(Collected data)
<<<<
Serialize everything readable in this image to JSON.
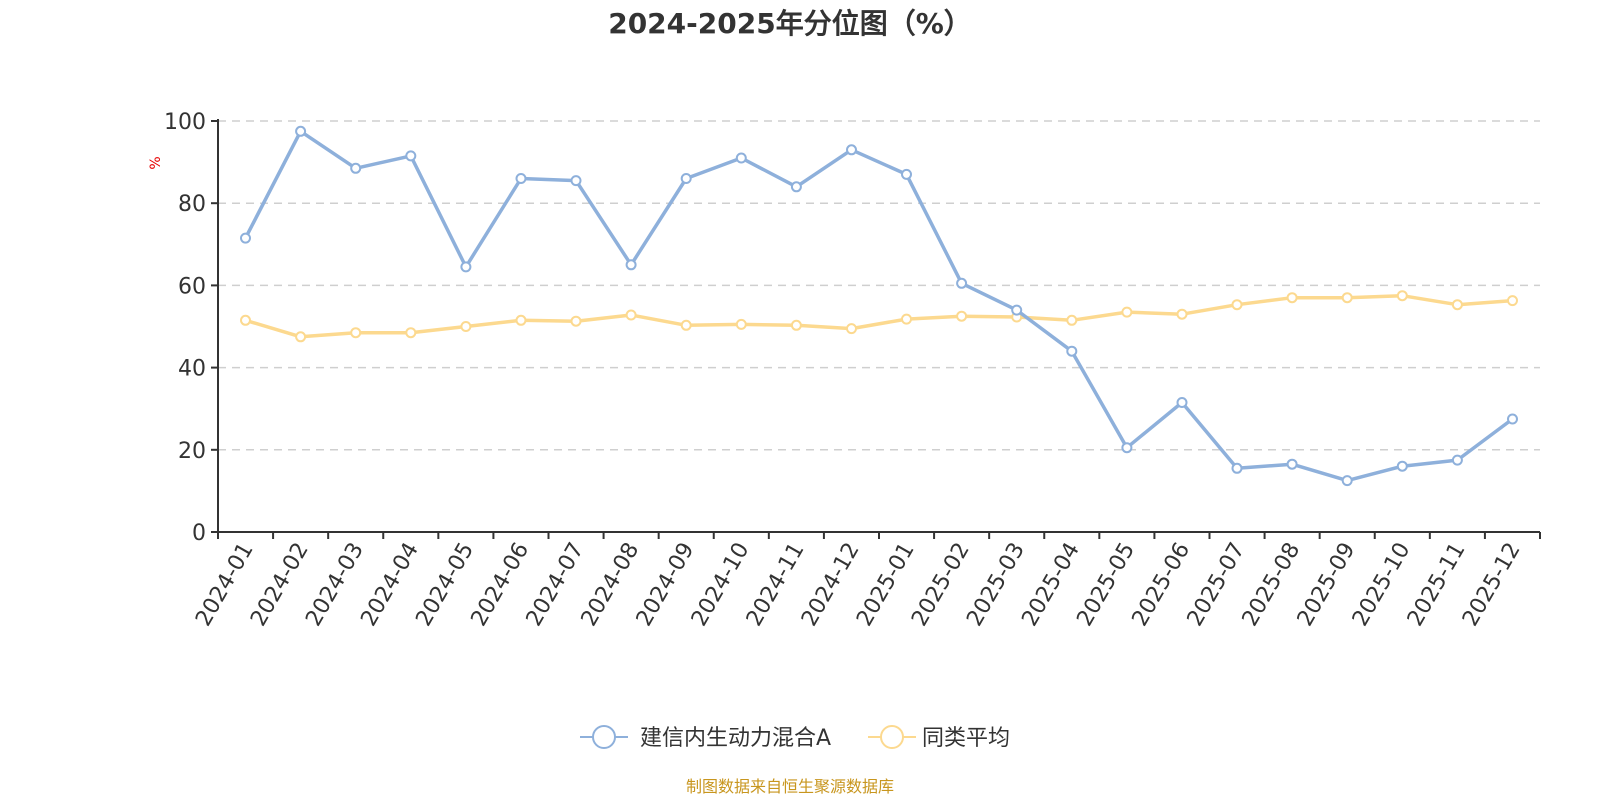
{
  "chart_data": {
    "type": "line",
    "title": "2024-2025年分位图（%）",
    "ylabel": "%",
    "xlabel": "",
    "ylim": [
      0,
      100
    ],
    "yticks": [
      0,
      20,
      40,
      60,
      80,
      100
    ],
    "grid": true,
    "legend_position": "bottom",
    "categories": [
      "2024-01",
      "2024-02",
      "2024-03",
      "2024-04",
      "2024-05",
      "2024-06",
      "2024-07",
      "2024-08",
      "2024-09",
      "2024-10",
      "2024-11",
      "2024-12",
      "2025-01",
      "2025-02",
      "2025-03",
      "2025-04",
      "2025-05",
      "2025-06",
      "2025-07",
      "2025-08",
      "2025-09",
      "2025-10",
      "2025-11",
      "2025-12"
    ],
    "series": [
      {
        "name": "建信内生动力混合A",
        "color": "#8eb0db",
        "values": [
          71.5,
          97.5,
          88.5,
          91.5,
          64.5,
          86,
          85.5,
          65,
          86,
          91,
          84,
          93,
          87,
          60.5,
          54,
          44,
          20.5,
          31.5,
          15.5,
          16.5,
          12.5,
          16,
          17.5,
          27.5
        ]
      },
      {
        "name": "同类平均",
        "color": "#fcd98f",
        "values": [
          51.5,
          47.5,
          48.5,
          48.5,
          50,
          51.5,
          51.3,
          52.8,
          50.3,
          50.5,
          50.3,
          49.5,
          51.8,
          52.5,
          52.3,
          51.5,
          53.5,
          53,
          55.3,
          57,
          57,
          57.5,
          55.3,
          56.3
        ]
      }
    ]
  },
  "source_text": "制图数据来自恒生聚源数据库"
}
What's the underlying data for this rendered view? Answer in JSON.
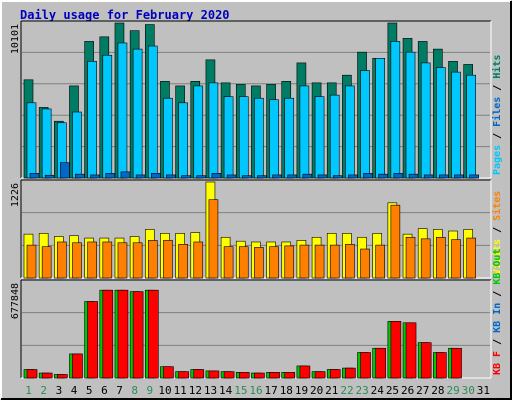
>>>>
EXERCISE DETAILS ::
Transcribe the material as is, with images omitted.

RESULT OF THIS TASK ::
Serialize everything readable in this image to JSON.
{
  "chart_data": {
    "type": "line",
    "title": "2024-2025年分位图（%）",
    "ylabel": "%",
    "xlabel": "",
    "ylim": [
      0,
      100
    ],
    "yticks": [
      0,
      20,
      40,
      60,
      80,
      100
    ],
    "grid": true,
    "legend_position": "bottom",
    "categories": [
      "2024-01",
      "2024-02",
      "2024-03",
      "2024-04",
      "2024-05",
      "2024-06",
      "2024-07",
      "2024-08",
      "2024-09",
      "2024-10",
      "2024-11",
      "2024-12",
      "2025-01",
      "2025-02",
      "2025-03",
      "2025-04",
      "2025-05",
      "2025-06",
      "2025-07",
      "2025-08",
      "2025-09",
      "2025-10",
      "2025-11",
      "2025-12"
    ],
    "series": [
      {
        "name": "建信内生动力混合A",
        "color": "#8eb0db",
        "values": [
          71.5,
          97.5,
          88.5,
          91.5,
          64.5,
          86,
          85.5,
          65,
          86,
          91,
          84,
          93,
          87,
          60.5,
          54,
          44,
          20.5,
          31.5,
          15.5,
          16.5,
          12.5,
          16,
          17.5,
          27.5
        ]
      },
      {
        "name": "同类平均",
        "color": "#fcd98f",
        "values": [
          51.5,
          47.5,
          48.5,
          48.5,
          50,
          51.5,
          51.3,
          52.8,
          50.3,
          50.5,
          50.3,
          49.5,
          51.8,
          52.5,
          52.3,
          51.5,
          53.5,
          53,
          55.3,
          57,
          57,
          57.5,
          55.3,
          56.3
        ]
      }
    ]
  },
  "source_text": "制图数据来自恒生聚源数据库"
}
What's the underlying data for this rendered view? Answer in JSON.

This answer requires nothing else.